Agency Cross Transactions

Now that you understand the basic prohibited practices, let's examine two specific transaction types that create inherent conflicts of interest for investment advisers. First: agency cross transactions.


Definition

  • An agency cross transaction occurs when an investment adviser (IA) (or a person controlling, controlled by, or under common control with the IA) acts as a broker-dealer (BD) for both the advisory client and another person on the other side of the same transaction
  • The IA is simultaneously advising one party and executing the trade as broker for both
  • When acting in this dual capacity, the person must be registered as a broker-dealer (unless excluded from the definition)

Six Conditions for Permissible Agency Cross Transactions

Agency cross transactions are permitted only when all six conditions are met:

#ConditionDetails
1Written consentClient must execute written consent prospectively (in advance) authorizing the IA to effect agency cross transactions
2Full written disclosure before consentBefore obtaining consent, the IA must disclose: (a) the IA will act as BD for both sides, (b) the IA will receive commissions from both sides, and (c) the IA has a potentially conflicting division of loyalties
3Written confirmation per transactionAt or before completion of each transaction, the IA must send written confirmation including: nature of transaction, date, offer to provide time on request, and source/amount of any other remuneration
4Annual disclosure statementAt least annually, send each client a statement showing total number of agency cross transactions and total commissions/remuneration received
5Right to revokeEvery written disclosure and confirmation must include a conspicuous statement that the client may revoke consent at any time by written notice
6No dual recommendationThe IA may NOT recommend the same transaction to both the buyer and the seller

Continuing Obligations

Even when all six conditions are satisfied:

  • The IA must still act in the client's best interests
  • The IA must still obtain the best price and execution
  • All other disclosure obligations under the Act remain in effect

Exam Tip: Gotchas

  • Meeting the six conditions does not waive the duty of best execution. The IA remains a fiduciary and must still get the best available price for the client. The conditions unlock the dual-capacity trade; they do not lower the standard of care.

The critical feature of agency cross transactions is that the client's written consent is prospective: it is given once in advance and covers future transactions. The IA does not need per-transaction consent (but does need per-transaction written confirmation).

Exam Tip: Gotchas

  • Condition #6 prohibits dual recommendations. The IA cannot recommend the same transaction to both the buyer and the seller. The IA may execute a cross transaction where one side initiates, but cannot advise both parties to enter the same trade.
  • Prospective (blanket) consent works for agency cross transactions but NOT for principal transactions. Do not mix these up.

- **AVAILABLE DATA**
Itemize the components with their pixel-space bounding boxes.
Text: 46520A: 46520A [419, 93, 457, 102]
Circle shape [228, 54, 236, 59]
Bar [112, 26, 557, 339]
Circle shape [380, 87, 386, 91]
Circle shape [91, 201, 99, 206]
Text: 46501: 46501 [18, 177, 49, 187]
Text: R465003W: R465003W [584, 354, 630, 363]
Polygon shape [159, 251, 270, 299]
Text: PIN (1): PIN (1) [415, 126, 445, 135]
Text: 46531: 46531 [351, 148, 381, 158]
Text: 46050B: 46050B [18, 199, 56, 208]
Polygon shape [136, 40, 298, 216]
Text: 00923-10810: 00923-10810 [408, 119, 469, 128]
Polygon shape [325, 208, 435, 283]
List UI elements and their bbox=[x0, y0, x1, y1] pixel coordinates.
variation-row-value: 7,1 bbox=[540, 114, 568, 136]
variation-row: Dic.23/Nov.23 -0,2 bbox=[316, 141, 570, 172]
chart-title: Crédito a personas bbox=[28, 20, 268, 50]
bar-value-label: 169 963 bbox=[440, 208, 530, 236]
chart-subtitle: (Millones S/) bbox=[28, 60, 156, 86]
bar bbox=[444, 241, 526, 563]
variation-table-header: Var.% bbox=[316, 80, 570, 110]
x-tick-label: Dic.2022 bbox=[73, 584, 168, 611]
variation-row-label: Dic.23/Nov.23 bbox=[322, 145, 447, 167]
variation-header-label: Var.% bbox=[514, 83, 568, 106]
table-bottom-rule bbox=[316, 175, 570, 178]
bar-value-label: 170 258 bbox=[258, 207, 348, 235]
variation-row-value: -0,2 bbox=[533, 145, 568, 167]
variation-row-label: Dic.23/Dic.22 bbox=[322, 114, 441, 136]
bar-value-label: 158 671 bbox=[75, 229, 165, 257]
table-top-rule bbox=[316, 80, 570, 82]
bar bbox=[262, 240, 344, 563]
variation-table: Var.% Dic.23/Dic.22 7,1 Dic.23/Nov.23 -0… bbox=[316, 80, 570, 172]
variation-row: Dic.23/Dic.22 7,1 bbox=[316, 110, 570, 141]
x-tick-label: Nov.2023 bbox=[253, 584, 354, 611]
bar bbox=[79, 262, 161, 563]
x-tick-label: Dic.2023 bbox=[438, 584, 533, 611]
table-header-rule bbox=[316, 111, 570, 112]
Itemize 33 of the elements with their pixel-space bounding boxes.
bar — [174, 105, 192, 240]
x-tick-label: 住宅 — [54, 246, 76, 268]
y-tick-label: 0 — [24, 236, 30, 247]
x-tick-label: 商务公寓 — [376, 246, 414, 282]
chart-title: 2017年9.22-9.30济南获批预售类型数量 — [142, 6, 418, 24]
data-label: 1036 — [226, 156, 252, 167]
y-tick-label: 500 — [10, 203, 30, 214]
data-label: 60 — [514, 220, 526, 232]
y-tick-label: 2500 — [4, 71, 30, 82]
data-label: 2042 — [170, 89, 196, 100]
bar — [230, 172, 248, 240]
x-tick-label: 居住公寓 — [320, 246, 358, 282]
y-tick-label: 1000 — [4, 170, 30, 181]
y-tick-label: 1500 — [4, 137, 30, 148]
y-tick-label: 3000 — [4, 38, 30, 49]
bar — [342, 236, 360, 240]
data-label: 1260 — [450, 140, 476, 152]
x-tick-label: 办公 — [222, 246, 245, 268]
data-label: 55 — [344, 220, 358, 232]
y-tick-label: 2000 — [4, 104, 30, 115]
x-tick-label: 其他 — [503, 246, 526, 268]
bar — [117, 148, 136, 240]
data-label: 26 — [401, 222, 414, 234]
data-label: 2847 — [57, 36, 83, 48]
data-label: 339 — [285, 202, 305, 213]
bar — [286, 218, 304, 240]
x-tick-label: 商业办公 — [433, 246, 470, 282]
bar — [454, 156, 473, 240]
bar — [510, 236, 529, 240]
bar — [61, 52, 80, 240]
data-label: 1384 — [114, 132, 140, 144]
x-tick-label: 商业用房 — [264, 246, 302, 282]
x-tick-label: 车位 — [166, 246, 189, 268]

- **PROBLEM DETAILS**
Reproduce word for word the part of the agency cross transactions text that opens with the words containing "Now that you" and closes with "agency cross transactions.".

- **YOUR SOLUTION**
Now that you understand the basic prohibited practices, let's examine two specific transaction types that create inherent conflicts of interest for investment advisers. First: agency cross transactions.